→ EXERCISE PROMPT
Check each line of the records below and collect those holding "document".
═══ RECORDS FOR THE TASK
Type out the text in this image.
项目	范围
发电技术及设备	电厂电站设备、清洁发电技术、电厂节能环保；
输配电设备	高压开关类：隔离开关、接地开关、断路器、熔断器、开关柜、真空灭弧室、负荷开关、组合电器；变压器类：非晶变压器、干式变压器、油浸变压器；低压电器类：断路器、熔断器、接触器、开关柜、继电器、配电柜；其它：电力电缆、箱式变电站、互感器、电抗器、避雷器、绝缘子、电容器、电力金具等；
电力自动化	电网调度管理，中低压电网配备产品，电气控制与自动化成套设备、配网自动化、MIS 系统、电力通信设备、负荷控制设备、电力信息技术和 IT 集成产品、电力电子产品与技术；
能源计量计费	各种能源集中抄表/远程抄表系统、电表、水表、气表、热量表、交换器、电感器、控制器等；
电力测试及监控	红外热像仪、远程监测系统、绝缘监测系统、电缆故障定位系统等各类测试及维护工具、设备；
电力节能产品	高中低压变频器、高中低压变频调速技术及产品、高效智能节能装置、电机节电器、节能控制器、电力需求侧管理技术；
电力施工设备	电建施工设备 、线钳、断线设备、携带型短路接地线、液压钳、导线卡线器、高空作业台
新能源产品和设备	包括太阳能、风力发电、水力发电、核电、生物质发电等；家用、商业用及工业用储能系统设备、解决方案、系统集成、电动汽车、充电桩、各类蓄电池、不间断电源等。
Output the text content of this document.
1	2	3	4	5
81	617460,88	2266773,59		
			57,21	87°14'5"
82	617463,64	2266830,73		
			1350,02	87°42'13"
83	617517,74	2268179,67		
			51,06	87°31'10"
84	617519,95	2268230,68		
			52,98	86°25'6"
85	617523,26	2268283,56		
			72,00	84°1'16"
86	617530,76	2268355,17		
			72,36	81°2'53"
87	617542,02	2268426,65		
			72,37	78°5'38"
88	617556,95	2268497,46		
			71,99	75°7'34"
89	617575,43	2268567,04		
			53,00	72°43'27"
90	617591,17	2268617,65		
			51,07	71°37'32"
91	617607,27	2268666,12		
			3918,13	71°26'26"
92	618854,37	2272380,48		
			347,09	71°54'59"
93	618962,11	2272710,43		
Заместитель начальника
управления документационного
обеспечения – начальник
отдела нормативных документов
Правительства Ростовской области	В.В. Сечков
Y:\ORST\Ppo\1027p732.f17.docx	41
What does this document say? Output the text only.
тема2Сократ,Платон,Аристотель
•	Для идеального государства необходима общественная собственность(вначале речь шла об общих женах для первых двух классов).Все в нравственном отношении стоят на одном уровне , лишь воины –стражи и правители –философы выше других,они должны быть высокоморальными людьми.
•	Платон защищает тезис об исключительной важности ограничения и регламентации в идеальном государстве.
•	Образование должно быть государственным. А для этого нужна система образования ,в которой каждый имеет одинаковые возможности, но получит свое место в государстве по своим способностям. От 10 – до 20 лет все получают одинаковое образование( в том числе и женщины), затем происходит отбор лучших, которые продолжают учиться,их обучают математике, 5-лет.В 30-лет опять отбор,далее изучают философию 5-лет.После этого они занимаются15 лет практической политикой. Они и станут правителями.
══════
→ REPLY
Output the text content of this document.
What does this document say? Output the text only.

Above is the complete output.